**Work to complete:** Give back all the data exactly, line by line.
### Provided entries ###
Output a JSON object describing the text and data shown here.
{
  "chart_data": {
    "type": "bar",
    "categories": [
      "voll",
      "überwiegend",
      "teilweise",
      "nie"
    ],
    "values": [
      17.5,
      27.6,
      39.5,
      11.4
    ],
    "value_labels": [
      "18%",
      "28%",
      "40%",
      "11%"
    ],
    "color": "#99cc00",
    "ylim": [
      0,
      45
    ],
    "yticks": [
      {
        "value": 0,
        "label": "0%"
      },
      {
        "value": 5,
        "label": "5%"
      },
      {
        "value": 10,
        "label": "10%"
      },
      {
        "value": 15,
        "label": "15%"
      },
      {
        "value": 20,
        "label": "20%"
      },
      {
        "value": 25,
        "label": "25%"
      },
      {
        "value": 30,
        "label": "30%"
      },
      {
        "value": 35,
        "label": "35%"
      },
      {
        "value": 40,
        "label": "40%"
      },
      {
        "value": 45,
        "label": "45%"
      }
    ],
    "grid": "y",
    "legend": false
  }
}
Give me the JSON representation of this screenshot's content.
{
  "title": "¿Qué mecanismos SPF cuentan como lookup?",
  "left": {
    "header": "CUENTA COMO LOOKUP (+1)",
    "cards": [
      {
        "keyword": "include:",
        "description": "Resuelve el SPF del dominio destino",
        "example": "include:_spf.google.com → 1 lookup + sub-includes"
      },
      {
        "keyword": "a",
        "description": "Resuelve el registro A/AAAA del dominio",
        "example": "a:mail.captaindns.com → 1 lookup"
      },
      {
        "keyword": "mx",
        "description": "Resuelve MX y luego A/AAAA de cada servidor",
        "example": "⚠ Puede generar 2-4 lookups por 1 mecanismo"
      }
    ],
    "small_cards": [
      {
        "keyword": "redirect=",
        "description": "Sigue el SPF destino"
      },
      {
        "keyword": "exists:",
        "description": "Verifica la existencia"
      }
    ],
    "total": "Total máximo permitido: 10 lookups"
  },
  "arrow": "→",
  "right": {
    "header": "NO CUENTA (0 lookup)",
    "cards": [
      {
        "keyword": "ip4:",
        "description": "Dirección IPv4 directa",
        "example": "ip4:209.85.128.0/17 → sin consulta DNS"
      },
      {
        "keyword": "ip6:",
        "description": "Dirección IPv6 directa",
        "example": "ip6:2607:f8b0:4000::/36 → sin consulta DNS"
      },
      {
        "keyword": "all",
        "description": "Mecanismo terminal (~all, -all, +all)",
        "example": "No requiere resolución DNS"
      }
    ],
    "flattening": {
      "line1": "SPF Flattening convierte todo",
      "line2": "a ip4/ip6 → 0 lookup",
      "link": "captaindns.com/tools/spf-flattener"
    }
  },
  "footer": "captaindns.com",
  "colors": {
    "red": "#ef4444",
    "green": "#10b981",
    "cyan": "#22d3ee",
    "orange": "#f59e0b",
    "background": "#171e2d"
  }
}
###
**The output:**
Output a JSON object describing the text and data shown here.
{
  "chart_data": {
    "type": "bar",
    "categories": [
      "voll",
      "überwiegend",
      "teilweise",
      "nie"
    ],
    "values": [
      17.5,
      27.6,
      39.5,
      11.4
    ],
    "value_labels": [
      "18%",
      "28%",
      "40%",
      "11%"
    ],
    "color": "#99cc00",
    "ylim": [
      0,
      45
    ],
    "yticks": [
      {
        "value": 0,
        "label": "0%"
      },
      {
        "value": 5,
        "label": "5%"
      },
      {
        "value": 10,
        "label": "10%"
      },
      {
        "value": 15,
        "label": "15%"
      },
      {
        "value": 20,
        "label": "20%"
      },
      {
        "value": 25,
        "label": "25%"
      },
      {
        "value": 30,
        "label": "30%"
      },
      {
        "value": 35,
        "label": "35%"
      },
      {
        "value": 40,
        "label": "40%"
      },
      {
        "value": 45,
        "label": "45%"
      }
    ],
    "grid": "y",
    "legend": false
  }
}
Give me the JSON representation of this screenshot's content.
{
  "title": "¿Qué mecanismos SPF cuentan como lookup?",
  "left": {
    "header": "CUENTA COMO LOOKUP (+1)",
    "cards": [
      {
        "keyword": "include:",
        "description": "Resuelve el SPF del dominio destino",
        "example": "include:_spf.google.com → 1 lookup + sub-includes"
      },
      {
        "keyword": "a",
        "description": "Resuelve el registro A/AAAA del dominio",
        "example": "a:mail.captaindns.com → 1 lookup"
      },
      {
        "keyword": "mx",
        "description": "Resuelve MX y luego A/AAAA de cada servidor",
        "example": "⚠ Puede generar 2-4 lookups por 1 mecanismo"
      }
    ],
    "small_cards": [
      {
        "keyword": "redirect=",
        "description": "Sigue el SPF destino"
      },
      {
        "keyword": "exists:",
        "description": "Verifica la existencia"
      }
    ],
    "total": "Total máximo permitido: 10 lookups"
  },
  "arrow": "→",
  "right": {
    "header": "NO CUENTA (0 lookup)",
    "cards": [
      {
        "keyword": "ip4:",
        "description": "Dirección IPv4 directa",
        "example": "ip4:209.85.128.0/17 → sin consulta DNS"
      },
      {
        "keyword": "ip6:",
        "description": "Dirección IPv6 directa",
        "example": "ip6:2607:f8b0:4000::/36 → sin consulta DNS"
      },
      {
        "keyword": "all",
        "description": "Mecanismo terminal (~all, -all, +all)",
        "example": "No requiere resolución DNS"
      }
    ],
    "flattening": {
      "line1": "SPF Flattening convierte todo",
      "line2": "a ip4/ip6 → 0 lookup",
      "link": "captaindns.com/tools/spf-flattener"
    }
  },
  "footer": "captaindns.com",
  "colors": {
    "red": "#ef4444",
    "green": "#10b981",
    "cyan": "#22d3ee",
    "orange": "#f59e0b",
    "background": "#171e2d"
  }
}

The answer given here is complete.